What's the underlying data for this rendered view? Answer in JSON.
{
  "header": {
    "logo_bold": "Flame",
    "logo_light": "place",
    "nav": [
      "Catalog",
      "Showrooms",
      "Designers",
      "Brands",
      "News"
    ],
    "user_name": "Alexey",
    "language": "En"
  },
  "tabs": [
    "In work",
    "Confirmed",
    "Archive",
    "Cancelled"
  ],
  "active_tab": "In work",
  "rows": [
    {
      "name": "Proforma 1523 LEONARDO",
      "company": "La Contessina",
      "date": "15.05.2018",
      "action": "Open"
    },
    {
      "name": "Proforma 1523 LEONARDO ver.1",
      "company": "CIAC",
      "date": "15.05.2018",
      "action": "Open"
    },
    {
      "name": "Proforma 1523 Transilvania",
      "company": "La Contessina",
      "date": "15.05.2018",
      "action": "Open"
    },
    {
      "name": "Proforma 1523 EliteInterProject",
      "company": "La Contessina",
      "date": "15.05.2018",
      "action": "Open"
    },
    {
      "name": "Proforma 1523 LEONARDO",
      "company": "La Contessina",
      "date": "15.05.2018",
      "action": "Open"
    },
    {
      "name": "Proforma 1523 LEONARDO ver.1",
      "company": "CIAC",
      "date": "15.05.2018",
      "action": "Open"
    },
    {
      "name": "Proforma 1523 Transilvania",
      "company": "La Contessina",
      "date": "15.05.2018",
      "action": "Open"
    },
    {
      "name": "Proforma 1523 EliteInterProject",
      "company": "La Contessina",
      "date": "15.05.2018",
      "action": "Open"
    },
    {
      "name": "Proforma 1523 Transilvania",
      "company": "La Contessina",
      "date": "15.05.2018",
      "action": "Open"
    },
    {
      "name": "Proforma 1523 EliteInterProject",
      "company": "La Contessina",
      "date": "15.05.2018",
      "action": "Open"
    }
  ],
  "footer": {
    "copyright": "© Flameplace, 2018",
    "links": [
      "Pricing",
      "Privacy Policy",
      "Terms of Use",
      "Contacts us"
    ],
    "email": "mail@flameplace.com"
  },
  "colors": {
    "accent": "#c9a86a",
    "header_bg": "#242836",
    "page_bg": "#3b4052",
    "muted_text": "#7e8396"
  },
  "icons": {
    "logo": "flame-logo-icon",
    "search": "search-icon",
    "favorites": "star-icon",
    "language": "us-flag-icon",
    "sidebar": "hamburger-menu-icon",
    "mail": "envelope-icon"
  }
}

━━━━━━━━

◆ Task description:
Go through the records above and set each one down exactly, please.

◆ Output of the exercise:
What's the underlying data for this rendered view? Answer in JSON.
{
  "header": {
    "logo_bold": "Flame",
    "logo_light": "place",
    "nav": [
      "Catalog",
      "Showrooms",
      "Designers",
      "Brands",
      "News"
    ],
    "user_name": "Alexey",
    "language": "En"
  },
  "tabs": [
    "In work",
    "Confirmed",
    "Archive",
    "Cancelled"
  ],
  "active_tab": "In work",
  "rows": [
    {
      "name": "Proforma 1523 LEONARDO",
      "company": "La Contessina",
      "date": "15.05.2018",
      "action": "Open"
    },
    {
      "name": "Proforma 1523 LEONARDO ver.1",
      "company": "CIAC",
      "date": "15.05.2018",
      "action": "Open"
    },
    {
      "name": "Proforma 1523 Transilvania",
      "company": "La Contessina",
      "date": "15.05.2018",
      "action": "Open"
    },
    {
      "name": "Proforma 1523 EliteInterProject",
      "company": "La Contessina",
      "date": "15.05.2018",
      "action": "Open"
    },
    {
      "name": "Proforma 1523 LEONARDO",
      "company": "La Contessina",
      "date": "15.05.2018",
      "action": "Open"
    },
    {
      "name": "Proforma 1523 LEONARDO ver.1",
      "company": "CIAC",
      "date": "15.05.2018",
      "action": "Open"
    },
    {
      "name": "Proforma 1523 Transilvania",
      "company": "La Contessina",
      "date": "15.05.2018",
      "action": "Open"
    },
    {
      "name": "Proforma 1523 EliteInterProject",
      "company": "La Contessina",
      "date": "15.05.2018",
      "action": "Open"
    },
    {
      "name": "Proforma 1523 Transilvania",
      "company": "La Contessina",
      "date": "15.05.2018",
      "action": "Open"
    },
    {
      "name": "Proforma 1523 EliteInterProject",
      "company": "La Contessina",
      "date": "15.05.2018",
      "action": "Open"
    }
  ],
  "footer": {
    "copyright": "© Flameplace, 2018",
    "links": [
      "Pricing",
      "Privacy Policy",
      "Terms of Use",
      "Contacts us"
    ],
    "email": "mail@flameplace.com"
  },
  "colors": {
    "accent": "#c9a86a",
    "header_bg": "#242836",
    "page_bg": "#3b4052",
    "muted_text": "#7e8396"
  },
  "icons": {
    "logo": "flame-logo-icon",
    "search": "search-icon",
    "favorites": "star-icon",
    "language": "us-flag-icon",
    "sidebar": "hamburger-menu-icon",
    "mail": "envelope-icon"
  }
}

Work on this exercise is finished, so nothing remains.